-- Start DATA EXTRACT --

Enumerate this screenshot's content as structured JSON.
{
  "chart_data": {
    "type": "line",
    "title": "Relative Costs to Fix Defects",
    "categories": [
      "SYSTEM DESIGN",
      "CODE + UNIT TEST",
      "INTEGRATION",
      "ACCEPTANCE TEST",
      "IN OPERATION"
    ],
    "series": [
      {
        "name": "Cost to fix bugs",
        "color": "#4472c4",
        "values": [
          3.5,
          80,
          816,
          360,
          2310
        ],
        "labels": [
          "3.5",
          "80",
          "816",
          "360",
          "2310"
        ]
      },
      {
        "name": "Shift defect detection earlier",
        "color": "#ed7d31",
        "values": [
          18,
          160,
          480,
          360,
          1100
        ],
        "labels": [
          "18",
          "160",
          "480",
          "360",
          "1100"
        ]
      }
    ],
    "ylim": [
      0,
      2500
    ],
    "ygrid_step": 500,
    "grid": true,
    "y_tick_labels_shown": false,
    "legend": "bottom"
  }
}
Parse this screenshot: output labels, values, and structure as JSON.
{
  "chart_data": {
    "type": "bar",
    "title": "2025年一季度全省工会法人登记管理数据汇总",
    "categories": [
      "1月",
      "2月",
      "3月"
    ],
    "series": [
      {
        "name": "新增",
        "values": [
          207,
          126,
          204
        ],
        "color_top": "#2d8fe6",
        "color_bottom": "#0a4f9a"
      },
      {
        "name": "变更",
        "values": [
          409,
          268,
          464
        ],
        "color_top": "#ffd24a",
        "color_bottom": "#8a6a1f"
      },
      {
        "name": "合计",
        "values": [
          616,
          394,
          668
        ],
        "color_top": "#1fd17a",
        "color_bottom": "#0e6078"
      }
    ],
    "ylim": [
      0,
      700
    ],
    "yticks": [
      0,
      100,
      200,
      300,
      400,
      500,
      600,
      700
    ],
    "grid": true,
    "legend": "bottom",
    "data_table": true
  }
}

-- End DATA EXTRACT --

TASK DETAILS> Quote all the records exactly, please, leaving none out.

EXERCISE OUTPUT>
Enumerate this screenshot's content as structured JSON.
{
  "chart_data": {
    "type": "line",
    "title": "Relative Costs to Fix Defects",
    "categories": [
      "SYSTEM DESIGN",
      "CODE + UNIT TEST",
      "INTEGRATION",
      "ACCEPTANCE TEST",
      "IN OPERATION"
    ],
    "series": [
      {
        "name": "Cost to fix bugs",
        "color": "#4472c4",
        "values": [
          3.5,
          80,
          816,
          360,
          2310
        ],
        "labels": [
          "3.5",
          "80",
          "816",
          "360",
          "2310"
        ]
      },
      {
        "name": "Shift defect detection earlier",
        "color": "#ed7d31",
        "values": [
          18,
          160,
          480,
          360,
          1100
        ],
        "labels": [
          "18",
          "160",
          "480",
          "360",
          "1100"
        ]
      }
    ],
    "ylim": [
      0,
      2500
    ],
    "ygrid_step": 500,
    "grid": true,
    "y_tick_labels_shown": false,
    "legend": "bottom"
  }
}
Parse this screenshot: output labels, values, and structure as JSON.
{
  "chart_data": {
    "type": "bar",
    "title": "2025年一季度全省工会法人登记管理数据汇总",
    "categories": [
      "1月",
      "2月",
      "3月"
    ],
    "series": [
      {
        "name": "新增",
        "values": [
          207,
          126,
          204
        ],
        "color_top": "#2d8fe6",
        "color_bottom": "#0a4f9a"
      },
      {
        "name": "变更",
        "values": [
          409,
          268,
          464
        ],
        "color_top": "#ffd24a",
        "color_bottom": "#8a6a1f"
      },
      {
        "name": "合计",
        "values": [
          616,
          394,
          668
        ],
        "color_top": "#1fd17a",
        "color_bottom": "#0e6078"
      }
    ],
    "ylim": [
      0,
      700
    ],
    "yticks": [
      0,
      100,
      200,
      300,
      400,
      500,
      600,
      700
    ],
    "grid": true,
    "legend": "bottom",
    "data_table": true
  }
}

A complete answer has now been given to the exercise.